[Requirements]: In the records below, tally every line containing "dans". Report only the total.

↓↓↓

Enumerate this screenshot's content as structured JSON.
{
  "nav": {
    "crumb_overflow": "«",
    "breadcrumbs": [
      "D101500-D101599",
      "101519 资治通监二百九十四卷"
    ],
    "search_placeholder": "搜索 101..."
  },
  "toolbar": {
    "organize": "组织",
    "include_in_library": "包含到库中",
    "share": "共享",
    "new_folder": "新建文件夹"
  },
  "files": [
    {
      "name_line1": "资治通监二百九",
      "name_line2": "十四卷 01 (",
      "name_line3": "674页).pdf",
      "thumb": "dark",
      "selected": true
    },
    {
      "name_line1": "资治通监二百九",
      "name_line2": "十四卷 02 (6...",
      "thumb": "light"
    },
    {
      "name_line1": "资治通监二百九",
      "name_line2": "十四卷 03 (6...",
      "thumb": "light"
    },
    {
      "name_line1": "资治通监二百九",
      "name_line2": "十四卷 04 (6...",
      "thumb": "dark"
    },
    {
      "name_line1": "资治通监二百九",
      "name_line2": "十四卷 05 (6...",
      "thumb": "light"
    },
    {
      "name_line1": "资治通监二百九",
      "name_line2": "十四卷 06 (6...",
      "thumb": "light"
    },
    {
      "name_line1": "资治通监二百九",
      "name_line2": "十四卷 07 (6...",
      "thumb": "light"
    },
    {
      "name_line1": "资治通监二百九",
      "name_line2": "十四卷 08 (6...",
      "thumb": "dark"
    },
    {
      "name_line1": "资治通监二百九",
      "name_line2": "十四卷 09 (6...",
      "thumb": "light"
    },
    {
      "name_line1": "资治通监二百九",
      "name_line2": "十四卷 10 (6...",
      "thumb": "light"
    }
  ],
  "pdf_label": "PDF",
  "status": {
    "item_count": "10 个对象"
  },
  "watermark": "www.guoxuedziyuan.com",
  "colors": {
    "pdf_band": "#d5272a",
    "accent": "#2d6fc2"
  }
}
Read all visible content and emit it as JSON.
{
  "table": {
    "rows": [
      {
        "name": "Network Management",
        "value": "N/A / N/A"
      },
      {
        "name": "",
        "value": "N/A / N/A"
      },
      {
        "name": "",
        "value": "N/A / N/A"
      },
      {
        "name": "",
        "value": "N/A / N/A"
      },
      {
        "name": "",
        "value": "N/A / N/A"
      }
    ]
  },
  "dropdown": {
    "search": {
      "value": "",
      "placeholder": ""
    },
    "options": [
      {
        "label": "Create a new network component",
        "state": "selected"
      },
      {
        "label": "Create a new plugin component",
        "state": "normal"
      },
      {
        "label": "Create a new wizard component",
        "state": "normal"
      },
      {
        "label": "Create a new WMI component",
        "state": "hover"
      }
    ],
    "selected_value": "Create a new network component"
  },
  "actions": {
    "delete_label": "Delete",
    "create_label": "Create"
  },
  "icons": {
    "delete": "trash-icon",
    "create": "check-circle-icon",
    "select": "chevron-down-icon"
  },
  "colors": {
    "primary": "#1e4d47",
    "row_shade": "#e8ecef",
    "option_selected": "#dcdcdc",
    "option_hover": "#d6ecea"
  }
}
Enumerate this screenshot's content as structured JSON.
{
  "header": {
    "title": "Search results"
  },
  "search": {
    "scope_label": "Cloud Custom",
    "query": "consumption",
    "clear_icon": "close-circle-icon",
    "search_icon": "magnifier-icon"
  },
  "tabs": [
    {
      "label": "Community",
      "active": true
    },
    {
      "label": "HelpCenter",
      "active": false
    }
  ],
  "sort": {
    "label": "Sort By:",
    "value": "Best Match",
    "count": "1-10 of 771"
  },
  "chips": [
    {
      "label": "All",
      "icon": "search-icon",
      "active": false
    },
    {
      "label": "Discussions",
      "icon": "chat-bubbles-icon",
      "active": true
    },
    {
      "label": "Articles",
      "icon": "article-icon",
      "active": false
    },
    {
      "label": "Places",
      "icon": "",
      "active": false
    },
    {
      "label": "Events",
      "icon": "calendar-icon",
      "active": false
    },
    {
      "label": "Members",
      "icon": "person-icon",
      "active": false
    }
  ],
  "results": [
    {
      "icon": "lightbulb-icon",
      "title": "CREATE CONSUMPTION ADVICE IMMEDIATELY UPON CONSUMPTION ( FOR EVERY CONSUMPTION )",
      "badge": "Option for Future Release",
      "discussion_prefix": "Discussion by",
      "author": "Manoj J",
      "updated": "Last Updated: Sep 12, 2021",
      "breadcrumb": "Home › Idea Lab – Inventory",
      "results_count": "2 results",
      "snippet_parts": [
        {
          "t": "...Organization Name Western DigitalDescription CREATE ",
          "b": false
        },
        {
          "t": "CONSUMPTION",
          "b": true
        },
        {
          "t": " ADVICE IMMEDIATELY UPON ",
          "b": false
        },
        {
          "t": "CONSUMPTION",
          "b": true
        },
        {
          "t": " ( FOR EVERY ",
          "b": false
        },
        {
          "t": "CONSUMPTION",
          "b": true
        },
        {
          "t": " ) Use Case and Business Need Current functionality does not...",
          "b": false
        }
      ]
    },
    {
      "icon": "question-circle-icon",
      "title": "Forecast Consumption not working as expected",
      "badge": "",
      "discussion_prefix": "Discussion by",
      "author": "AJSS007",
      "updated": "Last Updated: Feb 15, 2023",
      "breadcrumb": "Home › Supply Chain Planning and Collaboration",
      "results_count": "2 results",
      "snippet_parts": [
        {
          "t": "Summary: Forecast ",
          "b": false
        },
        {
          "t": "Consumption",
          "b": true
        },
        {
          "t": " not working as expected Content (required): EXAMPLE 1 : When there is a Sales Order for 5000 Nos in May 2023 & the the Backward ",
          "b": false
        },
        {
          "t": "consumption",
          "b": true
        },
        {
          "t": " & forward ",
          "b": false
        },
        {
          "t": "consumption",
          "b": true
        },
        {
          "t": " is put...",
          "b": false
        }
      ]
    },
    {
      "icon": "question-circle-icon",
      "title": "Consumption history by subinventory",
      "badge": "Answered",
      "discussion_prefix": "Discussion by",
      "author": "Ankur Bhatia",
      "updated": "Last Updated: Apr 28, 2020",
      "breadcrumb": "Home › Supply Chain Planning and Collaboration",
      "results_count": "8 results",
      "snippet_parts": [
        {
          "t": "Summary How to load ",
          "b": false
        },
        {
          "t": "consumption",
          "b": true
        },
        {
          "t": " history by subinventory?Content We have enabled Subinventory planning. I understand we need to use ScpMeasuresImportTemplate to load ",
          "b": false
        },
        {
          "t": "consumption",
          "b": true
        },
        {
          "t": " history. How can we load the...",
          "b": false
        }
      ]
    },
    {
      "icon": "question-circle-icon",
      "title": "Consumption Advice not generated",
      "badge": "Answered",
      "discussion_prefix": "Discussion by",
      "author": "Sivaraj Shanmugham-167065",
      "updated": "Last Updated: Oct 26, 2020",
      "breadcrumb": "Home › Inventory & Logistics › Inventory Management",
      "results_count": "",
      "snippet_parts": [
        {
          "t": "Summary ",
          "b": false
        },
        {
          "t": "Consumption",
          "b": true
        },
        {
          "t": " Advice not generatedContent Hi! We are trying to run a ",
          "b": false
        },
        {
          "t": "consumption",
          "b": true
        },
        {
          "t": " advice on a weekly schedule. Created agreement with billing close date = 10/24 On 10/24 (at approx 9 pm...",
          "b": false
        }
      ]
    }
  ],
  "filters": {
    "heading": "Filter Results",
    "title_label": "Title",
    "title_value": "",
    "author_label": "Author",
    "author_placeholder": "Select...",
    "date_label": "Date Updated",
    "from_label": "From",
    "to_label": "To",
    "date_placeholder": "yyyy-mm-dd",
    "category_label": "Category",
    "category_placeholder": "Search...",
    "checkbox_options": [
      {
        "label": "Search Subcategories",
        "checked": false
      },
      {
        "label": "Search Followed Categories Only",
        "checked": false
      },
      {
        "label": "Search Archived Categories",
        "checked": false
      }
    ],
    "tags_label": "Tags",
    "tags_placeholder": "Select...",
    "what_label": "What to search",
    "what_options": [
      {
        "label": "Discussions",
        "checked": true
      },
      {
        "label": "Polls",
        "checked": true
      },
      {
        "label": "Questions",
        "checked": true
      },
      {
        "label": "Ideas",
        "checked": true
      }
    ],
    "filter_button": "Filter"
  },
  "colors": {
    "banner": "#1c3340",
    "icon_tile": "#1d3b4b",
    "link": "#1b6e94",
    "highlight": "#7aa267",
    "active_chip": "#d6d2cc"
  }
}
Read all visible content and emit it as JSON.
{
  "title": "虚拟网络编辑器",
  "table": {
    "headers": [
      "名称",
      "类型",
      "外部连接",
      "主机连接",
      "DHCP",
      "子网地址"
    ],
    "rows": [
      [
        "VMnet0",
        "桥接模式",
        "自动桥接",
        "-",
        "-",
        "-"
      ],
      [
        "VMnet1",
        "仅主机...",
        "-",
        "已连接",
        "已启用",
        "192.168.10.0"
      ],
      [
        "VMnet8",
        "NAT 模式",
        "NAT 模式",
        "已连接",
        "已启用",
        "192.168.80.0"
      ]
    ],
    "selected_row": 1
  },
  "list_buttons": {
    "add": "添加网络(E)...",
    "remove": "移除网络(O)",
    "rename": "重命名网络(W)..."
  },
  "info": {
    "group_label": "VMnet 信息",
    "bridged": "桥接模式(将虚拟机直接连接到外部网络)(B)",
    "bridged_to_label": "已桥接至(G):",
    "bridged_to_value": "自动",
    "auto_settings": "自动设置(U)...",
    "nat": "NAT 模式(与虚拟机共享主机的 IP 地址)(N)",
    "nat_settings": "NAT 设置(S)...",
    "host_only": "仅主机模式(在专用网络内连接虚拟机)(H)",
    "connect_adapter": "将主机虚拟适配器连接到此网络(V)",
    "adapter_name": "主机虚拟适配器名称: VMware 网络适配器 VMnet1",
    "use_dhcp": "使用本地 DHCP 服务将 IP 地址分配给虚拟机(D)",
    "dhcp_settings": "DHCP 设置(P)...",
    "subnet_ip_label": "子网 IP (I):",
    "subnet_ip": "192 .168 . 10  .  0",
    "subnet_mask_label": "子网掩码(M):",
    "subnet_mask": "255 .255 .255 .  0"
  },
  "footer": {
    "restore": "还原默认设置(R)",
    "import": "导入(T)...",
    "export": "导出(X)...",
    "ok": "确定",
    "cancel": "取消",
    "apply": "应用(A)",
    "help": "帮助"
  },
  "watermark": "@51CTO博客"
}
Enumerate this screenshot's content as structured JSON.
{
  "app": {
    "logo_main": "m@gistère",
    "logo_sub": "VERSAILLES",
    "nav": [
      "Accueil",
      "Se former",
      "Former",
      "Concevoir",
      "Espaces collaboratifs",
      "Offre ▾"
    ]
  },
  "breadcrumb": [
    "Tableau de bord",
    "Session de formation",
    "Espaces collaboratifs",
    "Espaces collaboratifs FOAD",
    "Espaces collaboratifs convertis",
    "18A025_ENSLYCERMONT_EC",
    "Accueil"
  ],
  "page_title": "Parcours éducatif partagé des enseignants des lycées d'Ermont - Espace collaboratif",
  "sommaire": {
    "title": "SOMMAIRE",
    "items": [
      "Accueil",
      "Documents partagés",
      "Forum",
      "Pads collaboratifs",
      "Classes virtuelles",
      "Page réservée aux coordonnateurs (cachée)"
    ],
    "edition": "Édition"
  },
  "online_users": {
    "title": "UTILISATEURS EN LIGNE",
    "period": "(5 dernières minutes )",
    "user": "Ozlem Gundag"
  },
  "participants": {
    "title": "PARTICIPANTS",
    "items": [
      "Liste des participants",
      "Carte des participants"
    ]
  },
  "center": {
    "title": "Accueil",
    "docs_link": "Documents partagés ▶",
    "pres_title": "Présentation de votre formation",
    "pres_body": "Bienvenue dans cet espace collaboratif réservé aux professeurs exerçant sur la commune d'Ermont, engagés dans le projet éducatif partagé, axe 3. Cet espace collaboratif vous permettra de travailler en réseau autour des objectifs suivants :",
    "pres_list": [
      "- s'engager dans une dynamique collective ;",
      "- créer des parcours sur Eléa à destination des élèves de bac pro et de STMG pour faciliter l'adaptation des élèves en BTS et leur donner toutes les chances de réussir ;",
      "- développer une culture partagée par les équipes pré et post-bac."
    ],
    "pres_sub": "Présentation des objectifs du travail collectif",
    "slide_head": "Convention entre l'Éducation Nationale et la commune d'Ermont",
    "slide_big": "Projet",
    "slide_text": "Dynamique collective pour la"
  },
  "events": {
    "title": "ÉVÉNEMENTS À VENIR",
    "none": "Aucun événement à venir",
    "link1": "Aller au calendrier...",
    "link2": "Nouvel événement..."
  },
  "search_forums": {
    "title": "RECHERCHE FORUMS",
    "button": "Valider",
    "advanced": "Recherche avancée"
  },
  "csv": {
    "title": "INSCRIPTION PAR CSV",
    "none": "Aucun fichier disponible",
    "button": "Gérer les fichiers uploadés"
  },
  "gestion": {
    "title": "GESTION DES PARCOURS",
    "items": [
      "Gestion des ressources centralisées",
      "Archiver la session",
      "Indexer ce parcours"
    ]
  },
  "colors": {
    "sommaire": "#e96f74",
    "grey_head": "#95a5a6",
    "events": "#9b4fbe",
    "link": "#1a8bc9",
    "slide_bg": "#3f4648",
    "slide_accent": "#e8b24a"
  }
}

↑↑↑

[Task output]: 2